The lame-duck session is scheduled for December because GOP and Democratic leaders stalled 2019 spending bill for the Department of Homeland Security and the border wall. Without 2019 funding, some subsidiary DHS offices will close in December.

One huge danger ahead, said Jenks, is that retiring House Speaker Paul Ryan will push an amnesty bill to help Wall Street and the cheap-labor lobbyists in Washington. “I fully expect that Paul Ryan will do as much as he possibly can on his way out the door because he is just on the other side” of the public’s preference for a low-immigration, high-wage, economic policy, she said. 

“The big fear is that we go back into [White House] talks about exchanging DACA for a border wall,” she said. “That is not acceptable because a wall [alone] is not going to have a significant impact on illegal immigration.” For example, cartel smugglers advise their illegal-migrant clients to claim asylum and to bring children, because those tactics trigger the catch-and-release loopholes which allow migrants to walk through the existing fences and into U.S. jobs, she said. 

“A [wall-for-DACA] deal like that would just set us for the next amnesty” once more migrants rush their children across the border to declare them as the next generation of DACA migrants, she said.

■ Stated goal 1: In the passage on immigration and the lame-duck session, what will happen to some subsidiary DHS offices in December without 2019 funding?
■ Stated goal 2: Write a continuation of the passage on immigration and the lame-duck session, picking up right after its final sentence.

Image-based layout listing
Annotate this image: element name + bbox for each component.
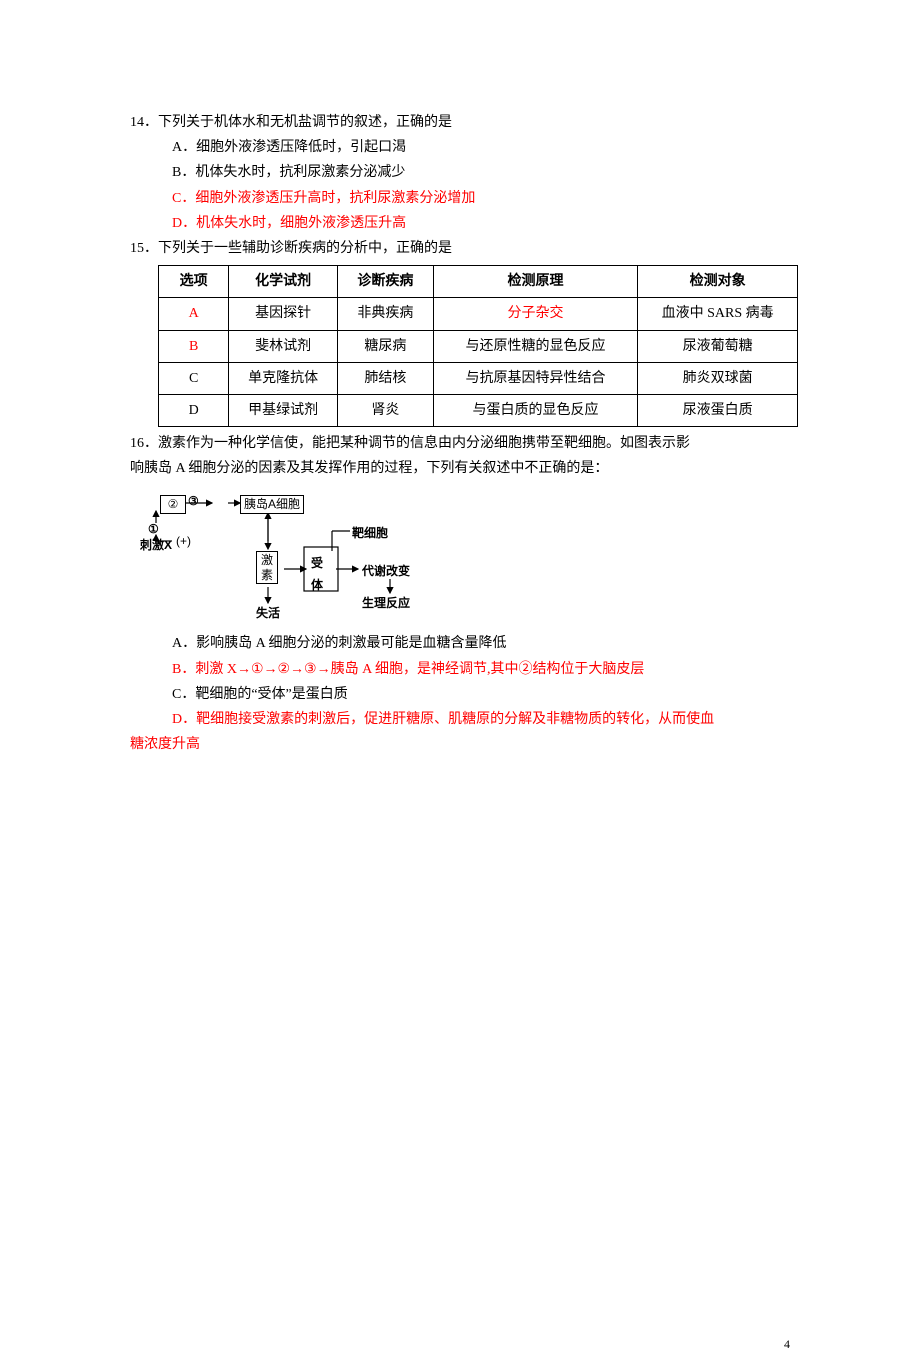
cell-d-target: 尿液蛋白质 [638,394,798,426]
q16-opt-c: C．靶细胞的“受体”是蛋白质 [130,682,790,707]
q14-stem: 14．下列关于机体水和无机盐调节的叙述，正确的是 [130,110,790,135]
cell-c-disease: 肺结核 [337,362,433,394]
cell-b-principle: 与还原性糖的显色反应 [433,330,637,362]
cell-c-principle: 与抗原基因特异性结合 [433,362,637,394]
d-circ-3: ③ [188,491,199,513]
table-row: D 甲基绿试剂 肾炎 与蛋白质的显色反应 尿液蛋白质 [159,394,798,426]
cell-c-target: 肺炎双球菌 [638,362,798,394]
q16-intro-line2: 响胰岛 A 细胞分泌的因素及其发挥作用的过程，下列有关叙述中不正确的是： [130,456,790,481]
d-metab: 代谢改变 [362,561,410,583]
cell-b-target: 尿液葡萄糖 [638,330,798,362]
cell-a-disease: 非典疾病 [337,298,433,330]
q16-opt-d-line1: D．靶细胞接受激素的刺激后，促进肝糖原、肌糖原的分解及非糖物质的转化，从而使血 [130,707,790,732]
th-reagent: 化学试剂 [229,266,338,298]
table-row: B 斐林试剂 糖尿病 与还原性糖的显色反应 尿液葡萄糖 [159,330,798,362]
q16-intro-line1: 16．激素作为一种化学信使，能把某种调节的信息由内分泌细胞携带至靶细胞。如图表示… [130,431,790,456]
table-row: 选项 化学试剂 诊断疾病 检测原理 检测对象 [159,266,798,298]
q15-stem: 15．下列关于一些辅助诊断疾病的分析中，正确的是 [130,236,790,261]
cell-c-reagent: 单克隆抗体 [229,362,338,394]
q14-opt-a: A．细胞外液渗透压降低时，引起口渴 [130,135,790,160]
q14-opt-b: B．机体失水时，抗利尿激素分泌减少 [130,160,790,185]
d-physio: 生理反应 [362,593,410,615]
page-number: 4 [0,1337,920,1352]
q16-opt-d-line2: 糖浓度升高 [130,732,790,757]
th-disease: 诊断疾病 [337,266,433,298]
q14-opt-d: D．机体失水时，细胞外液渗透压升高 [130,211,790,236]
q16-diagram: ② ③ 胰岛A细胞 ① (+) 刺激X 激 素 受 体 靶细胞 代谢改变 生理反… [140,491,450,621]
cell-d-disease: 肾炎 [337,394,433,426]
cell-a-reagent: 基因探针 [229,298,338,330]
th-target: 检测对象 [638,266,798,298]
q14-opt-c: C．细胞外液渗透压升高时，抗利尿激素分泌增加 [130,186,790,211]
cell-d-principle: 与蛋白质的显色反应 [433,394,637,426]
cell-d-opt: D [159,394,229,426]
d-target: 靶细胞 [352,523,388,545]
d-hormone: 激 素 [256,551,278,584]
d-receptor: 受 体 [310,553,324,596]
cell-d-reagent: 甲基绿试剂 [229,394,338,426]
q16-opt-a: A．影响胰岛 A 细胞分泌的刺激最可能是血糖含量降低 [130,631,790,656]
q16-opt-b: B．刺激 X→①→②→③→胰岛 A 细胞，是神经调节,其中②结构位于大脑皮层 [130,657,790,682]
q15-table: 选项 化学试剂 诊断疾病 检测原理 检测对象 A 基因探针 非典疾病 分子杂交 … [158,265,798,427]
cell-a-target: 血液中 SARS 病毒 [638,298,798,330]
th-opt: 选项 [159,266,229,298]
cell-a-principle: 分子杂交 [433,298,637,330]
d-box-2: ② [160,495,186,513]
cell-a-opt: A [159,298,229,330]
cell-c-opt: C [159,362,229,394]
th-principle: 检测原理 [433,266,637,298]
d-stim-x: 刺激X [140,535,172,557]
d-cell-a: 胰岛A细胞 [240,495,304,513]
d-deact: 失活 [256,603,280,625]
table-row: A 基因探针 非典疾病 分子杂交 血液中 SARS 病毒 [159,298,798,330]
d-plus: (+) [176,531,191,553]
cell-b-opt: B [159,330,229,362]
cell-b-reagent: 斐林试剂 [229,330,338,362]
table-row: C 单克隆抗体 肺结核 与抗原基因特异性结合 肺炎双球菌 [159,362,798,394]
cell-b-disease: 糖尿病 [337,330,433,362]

--

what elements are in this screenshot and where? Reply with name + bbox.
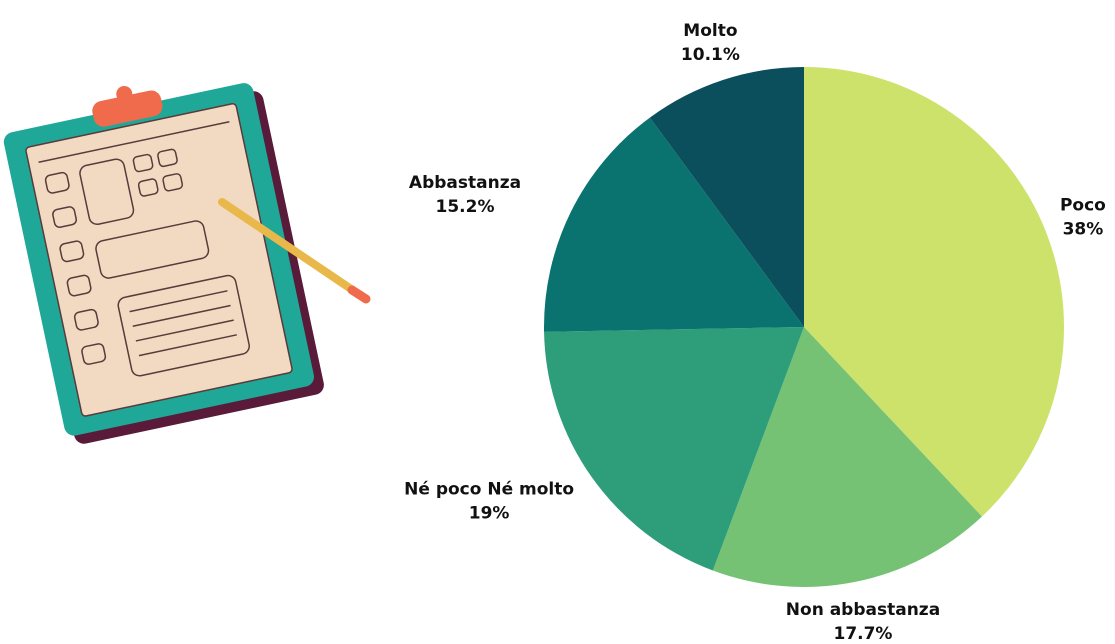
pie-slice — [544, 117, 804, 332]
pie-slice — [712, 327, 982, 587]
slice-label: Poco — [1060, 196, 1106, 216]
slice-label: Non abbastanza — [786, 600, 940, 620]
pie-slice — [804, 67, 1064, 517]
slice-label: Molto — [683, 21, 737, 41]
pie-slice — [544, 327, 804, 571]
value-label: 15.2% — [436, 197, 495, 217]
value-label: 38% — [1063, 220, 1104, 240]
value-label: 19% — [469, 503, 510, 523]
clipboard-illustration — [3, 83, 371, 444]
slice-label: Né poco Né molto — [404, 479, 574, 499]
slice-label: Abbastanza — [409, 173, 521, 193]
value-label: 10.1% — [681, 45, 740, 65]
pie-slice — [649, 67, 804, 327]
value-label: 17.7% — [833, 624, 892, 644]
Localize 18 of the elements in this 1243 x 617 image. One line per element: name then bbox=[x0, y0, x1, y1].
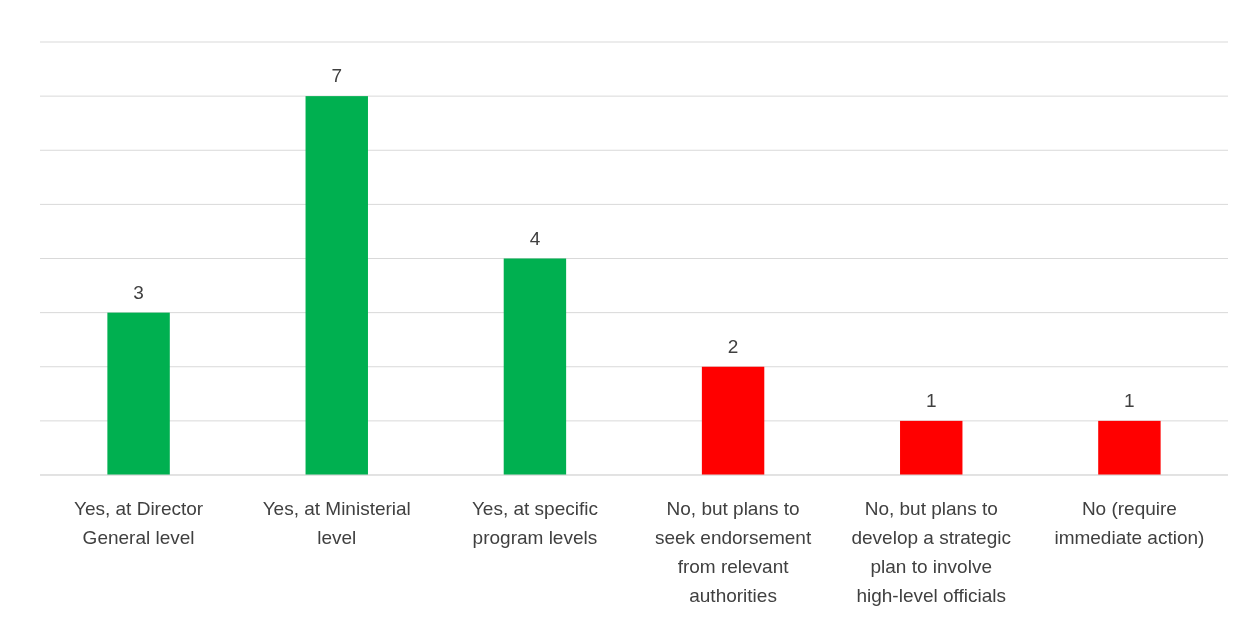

■ Exercise answer 1: They will close.

■ Exercise answer 2:
The Democrats’ no-strings DACA deal would put roughly 3 million resident illegals on a fast-track to citizenship and the ballot-box, and also allow the new immigrants to bring millions of their family members via unreformed chain-migration rules. 

The wall-for-DACA deal is damaging, which is “precisely why [Sen. Chuck] Schumer and [Rep. Nancy] Pelosi were willing to go along with it last time,” she said. 

An amnesty-for-wall deal is not needed.

President Donald Trump has repeatedly said he expects to get another $1.6 billion for border-fence funding in December. That number will bring his total spending on the wall up to $4.8 billion in three years.

Also, Trump’s “Hire American,” no-amnesty policies are successfully pushing voters’ wages up before the 202o elections. Wages are rising because CEOs complain they cannot hire additional cheap legal immigrants or visa workers — and because they increasingly risk prosecution if they hire even cheaper illegal migrants.

Also, Trump is using the no-cost experts and rules provided by former Attorney General Jeff Sessions to help curb border migration.

But CEOs will push for a last-minute December amnesty because the push will cost them nothing to try, because they want to flood the labor market to stall Americans’ rising wages, and because they are losing many of their House GOP supporters in January.

Roughly half of the GOP’s 34 legislators who openly backed business-backed amnesty measures in 2017 and 2018 will be gone from Congress in January, according to a survey by Breitbart News. The legislators will be gone because they were defeated by Democrats or because they retired before the election.

The roughly 16 exiting legislators include Virginia’s Rep. Scott Tayler, Florida’s Chris Curbelo, Utah’s Mia Love, Pennsylvania’s Charlie Dent, Colorado’s Mike Coffman, New Jersey’s Leonard Lance, Texas Joe Barton, and several others.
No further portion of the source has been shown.